Stored data entries:
'''
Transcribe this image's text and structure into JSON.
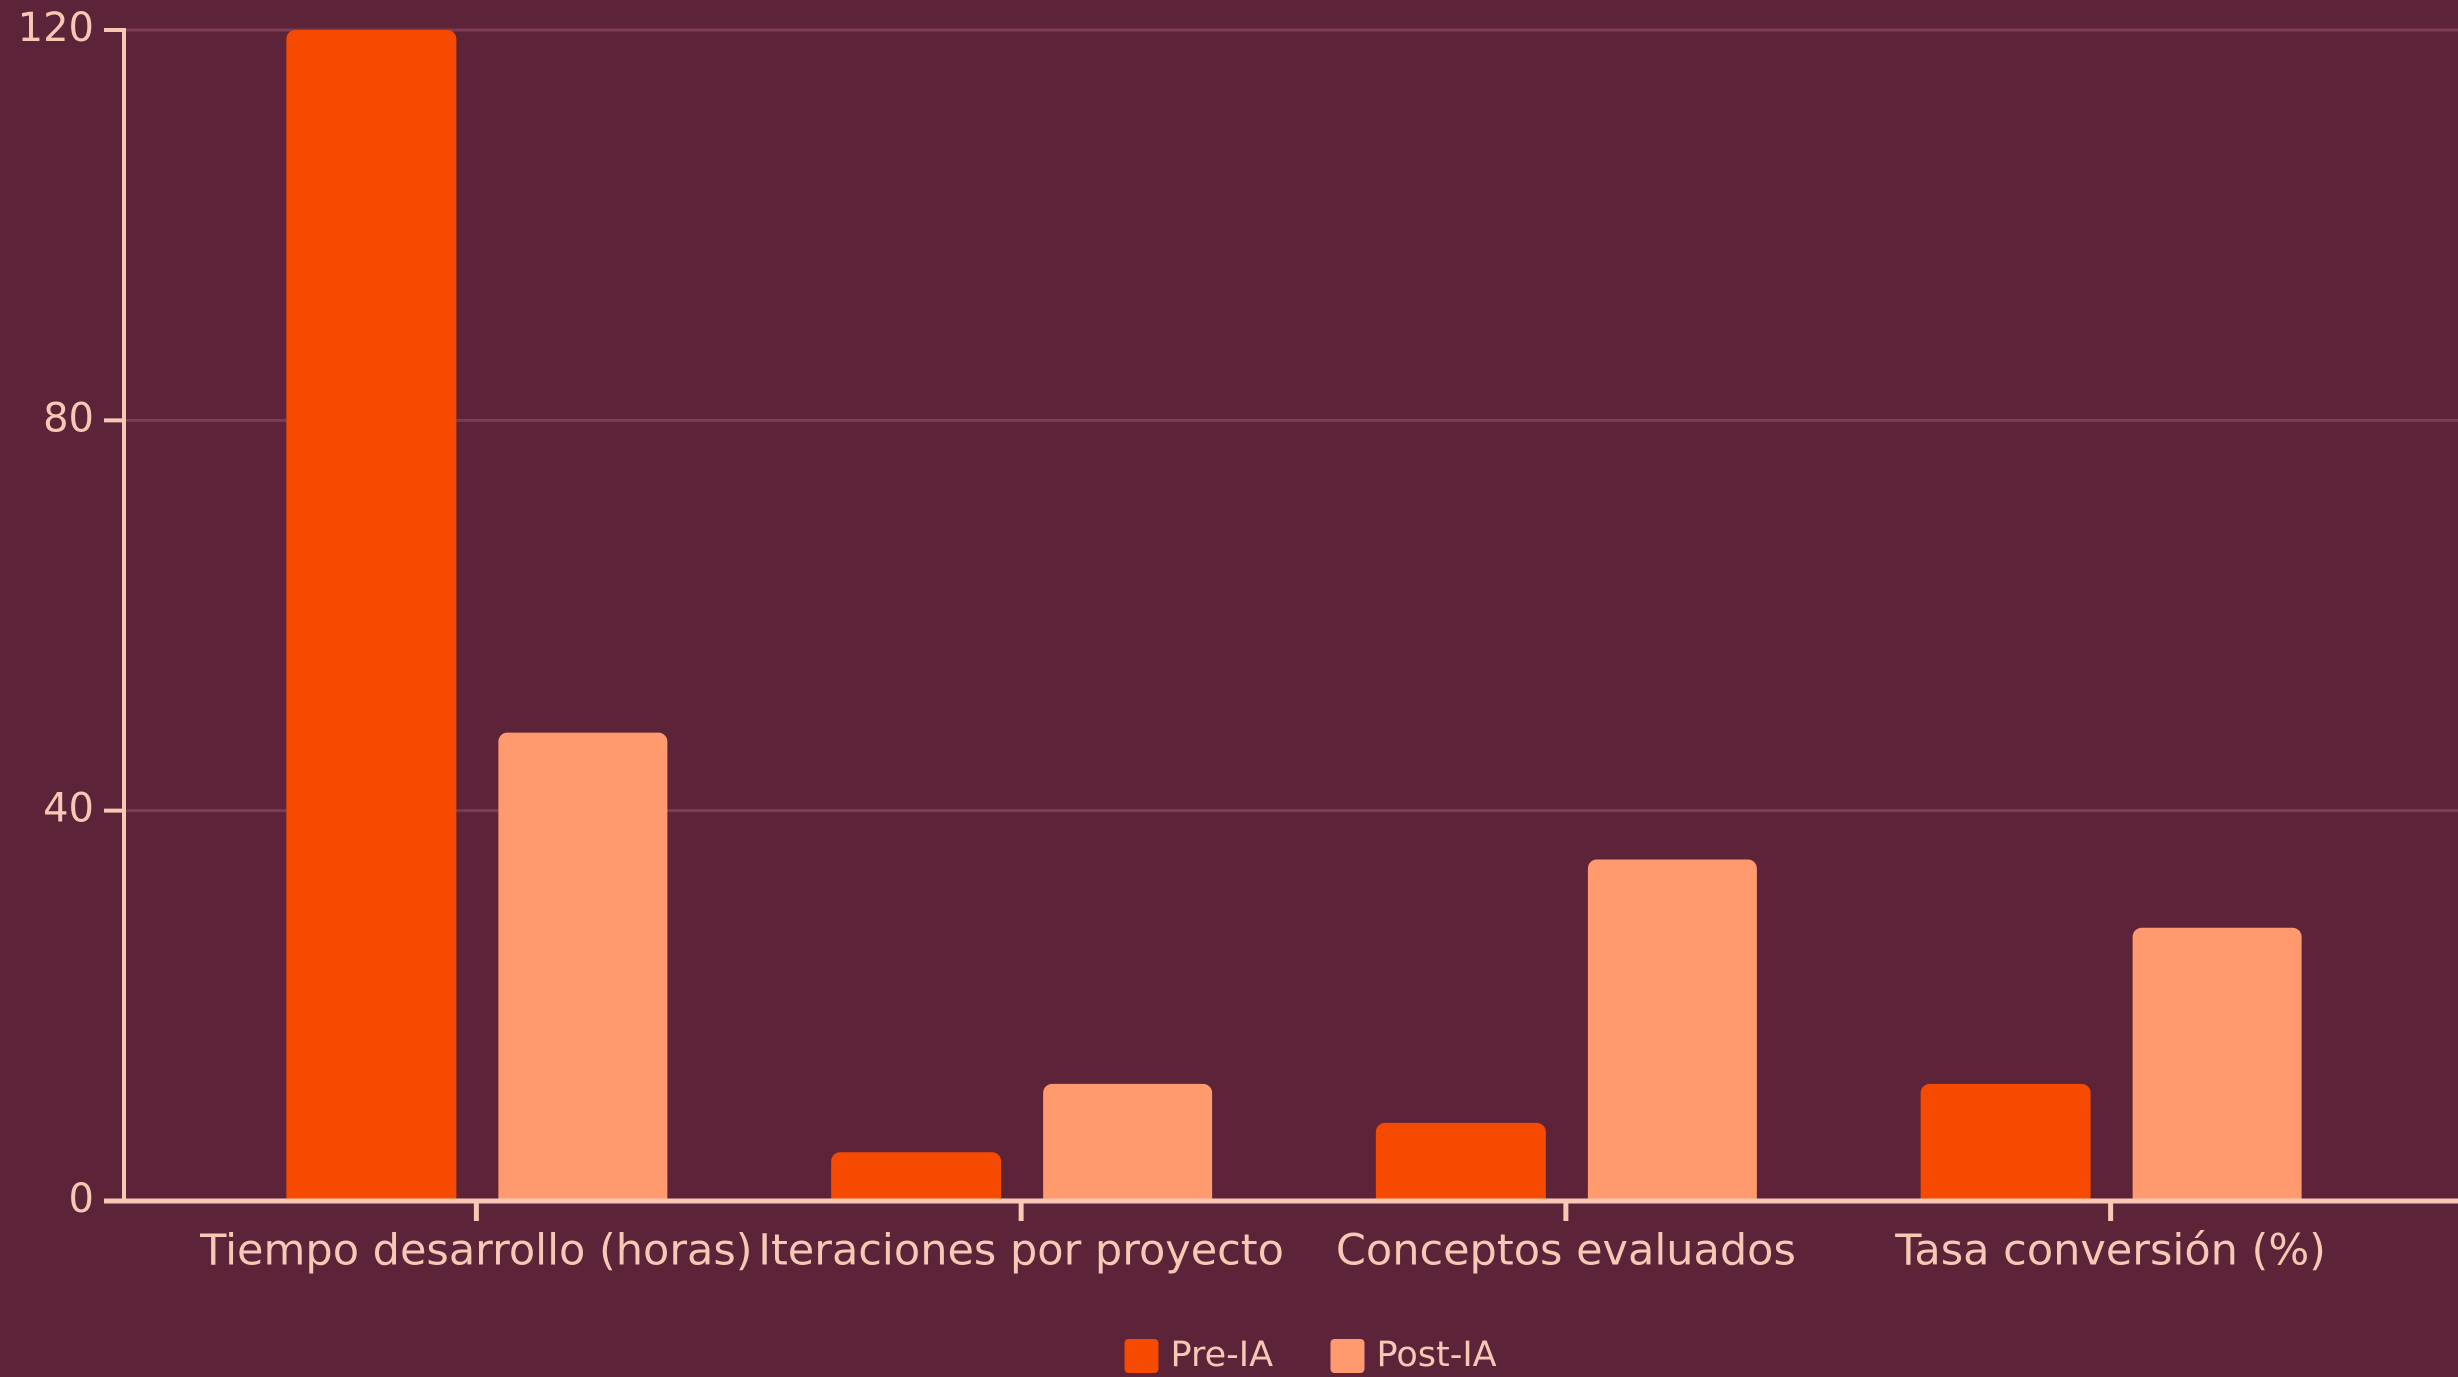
{
  "chart_data": {
    "type": "bar",
    "categories": [
      "Tiempo desarrollo (horas)",
      "Iteraciones por proyecto",
      "Conceptos evaluados",
      "Tasa conversión (%)"
    ],
    "series": [
      {
        "name": "Pre-IA",
        "color": "#f54a00",
        "values": [
          120,
          5,
          8,
          12
        ]
      },
      {
        "name": "Post-IA",
        "color": "#ff9a6e",
        "values": [
          48,
          12,
          35,
          28
        ]
      }
    ],
    "ylim": [
      0,
      120
    ],
    "yticks": [
      0,
      40,
      80,
      120
    ],
    "grid": true,
    "legend": "bottom"
  }
}
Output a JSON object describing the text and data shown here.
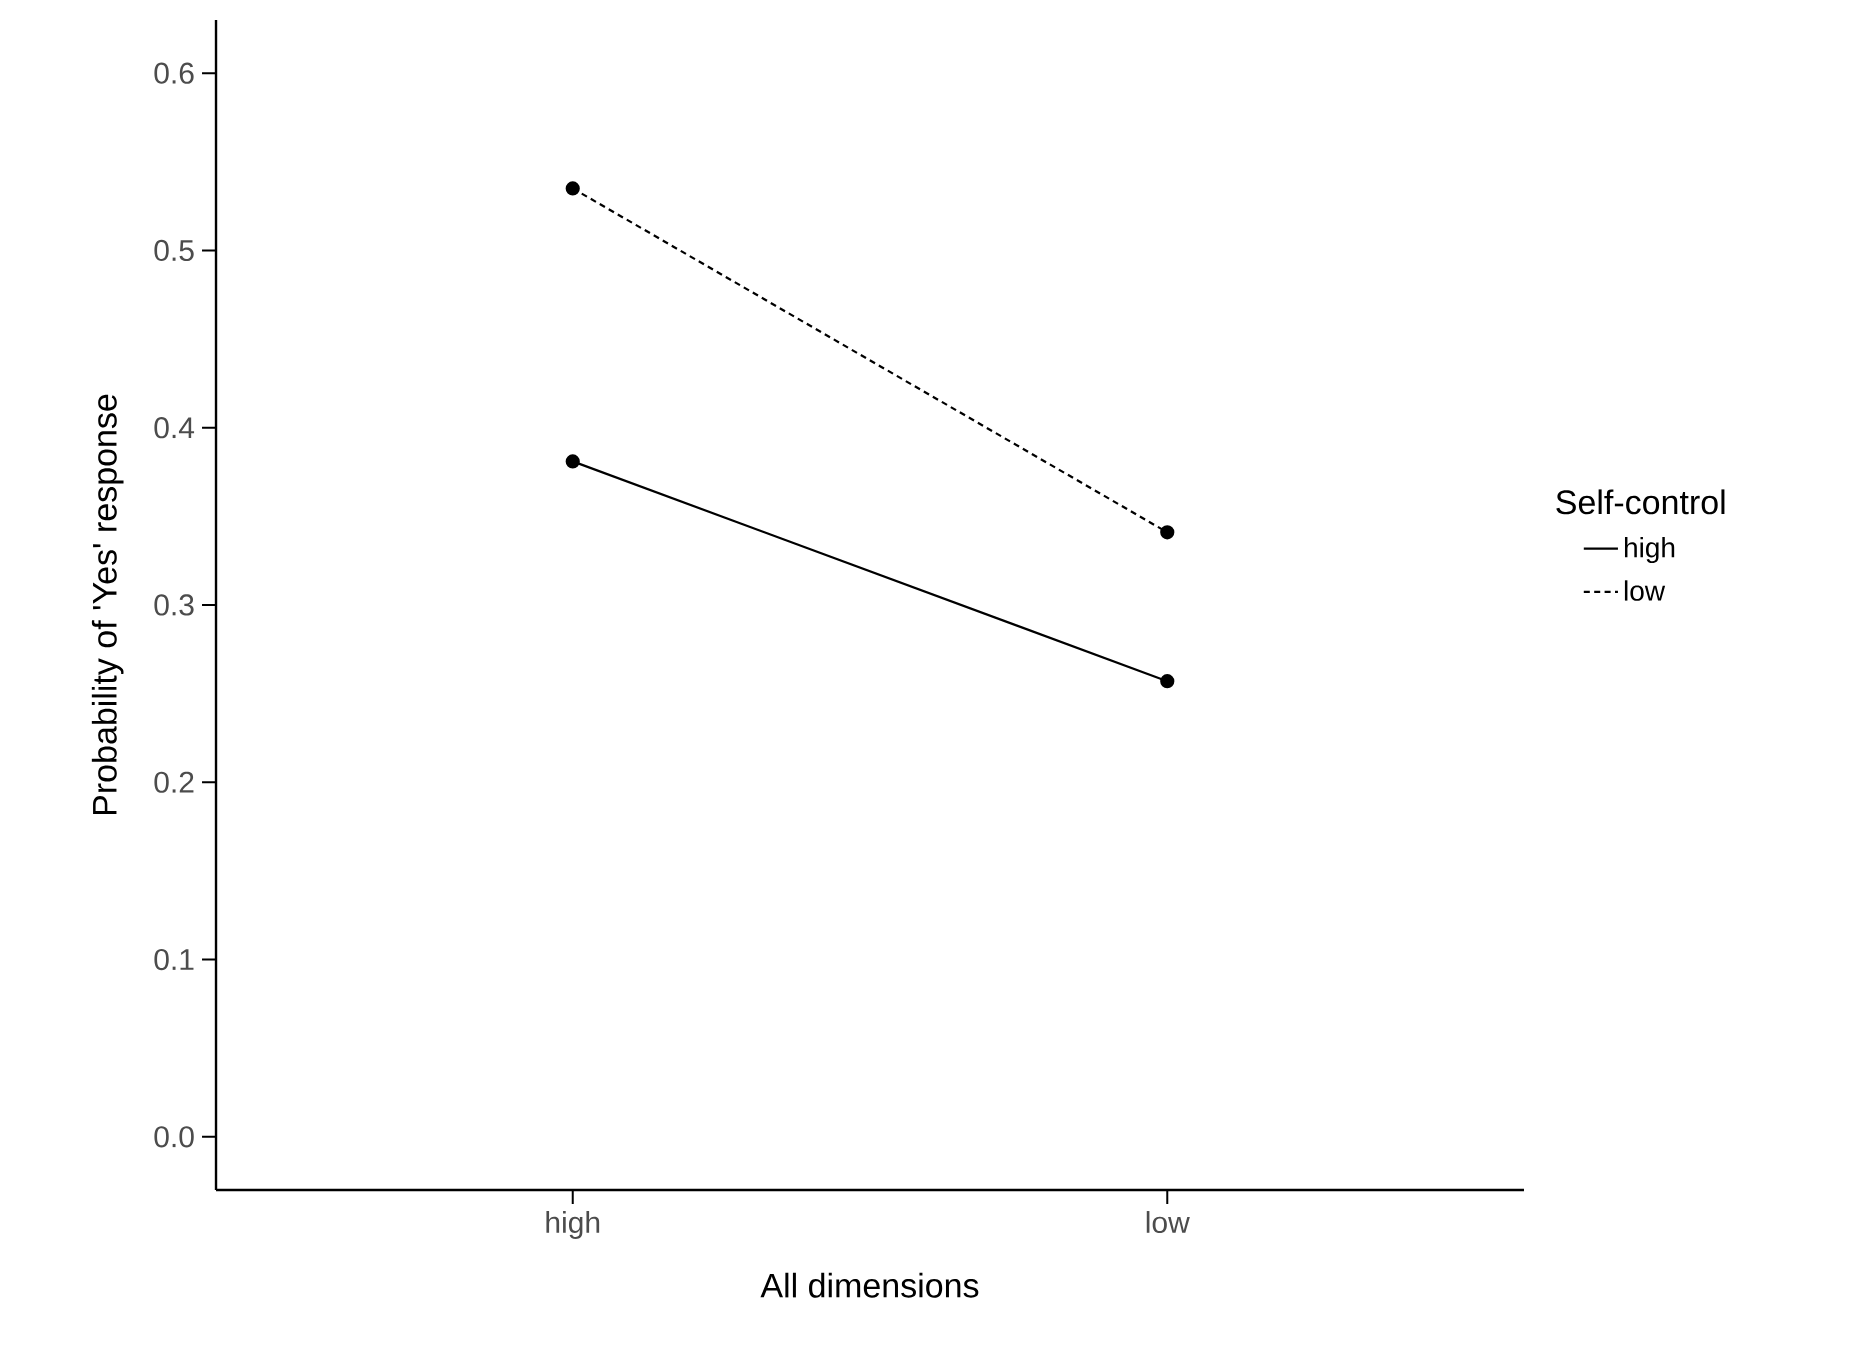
{
  "chart_data": {
    "type": "line",
    "xlabel": "All dimensions",
    "ylabel": "Probability of 'Yes' response",
    "legend_title": "Self-control",
    "categories": [
      "high",
      "low"
    ],
    "series": [
      {
        "name": "high",
        "color": "#000000",
        "line_style": "solid",
        "values": [
          0.381,
          0.257
        ]
      },
      {
        "name": "low",
        "color": "#000000",
        "line_style": "dashed",
        "values": [
          0.535,
          0.341
        ]
      }
    ],
    "ylim": [
      -0.03,
      0.63
    ],
    "yticks": [
      {
        "value": 0,
        "label": "0.0"
      },
      0.1,
      0.2,
      0.3,
      0.4,
      0.5,
      0.6
    ],
    "marker": "circle",
    "legend": "right",
    "grid": false
  }
}
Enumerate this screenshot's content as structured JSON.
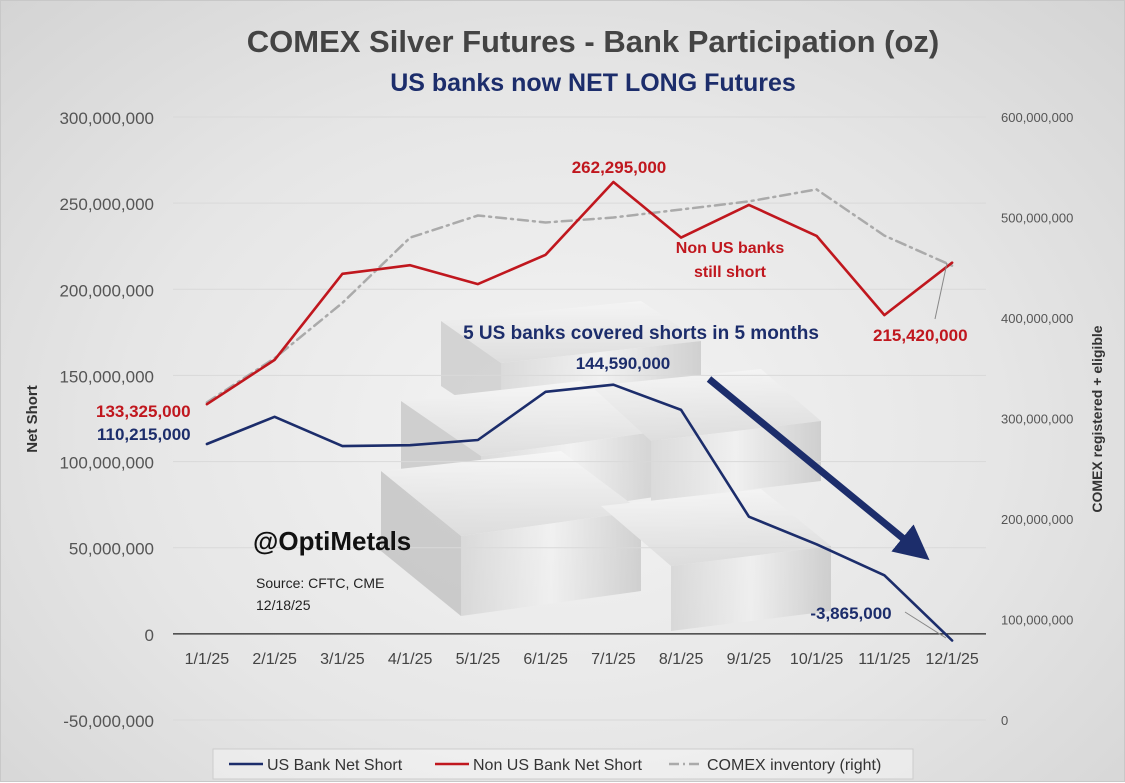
'''
WHAT IS EXPECTED -
Give the data above again in full and unchanged, skipping the pictures.

PROBLEM SOLUTION -
Transcribe this image's text and structure into JSON.
{
  "chart_data": {
    "type": "bar",
    "categories": [
      "Tiempo desarrollo (horas)",
      "Iteraciones por proyecto",
      "Conceptos evaluados",
      "Tasa conversión (%)"
    ],
    "series": [
      {
        "name": "Pre-IA",
        "color": "#f54a00",
        "values": [
          120,
          5,
          8,
          12
        ]
      },
      {
        "name": "Post-IA",
        "color": "#ff9a6e",
        "values": [
          48,
          12,
          35,
          28
        ]
      }
    ],
    "ylim": [
      0,
      120
    ],
    "yticks": [
      0,
      40,
      80,
      120
    ],
    "grid": true,
    "legend": "bottom"
  }
}
Output a JSON object describing the text and data shown here.
{
  "chart_data": {
    "type": "line",
    "xlabel": "All dimensions",
    "ylabel": "Probability of 'Yes' response",
    "legend_title": "Self-control",
    "categories": [
      "high",
      "low"
    ],
    "series": [
      {
        "name": "high",
        "color": "#000000",
        "line_style": "solid",
        "values": [
          0.381,
          0.257
        ]
      },
      {
        "name": "low",
        "color": "#000000",
        "line_style": "dashed",
        "values": [
          0.535,
          0.341
        ]
      }
    ],
    "ylim": [
      -0.03,
      0.63
    ],
    "yticks": [
      {
        "value": 0,
        "label": "0.0"
      },
      0.1,
      0.2,
      0.3,
      0.4,
      0.5,
      0.6
    ],
    "marker": "circle",
    "legend": "right",
    "grid": false
  }
}
Enumerate this screenshot's content as structured JSON.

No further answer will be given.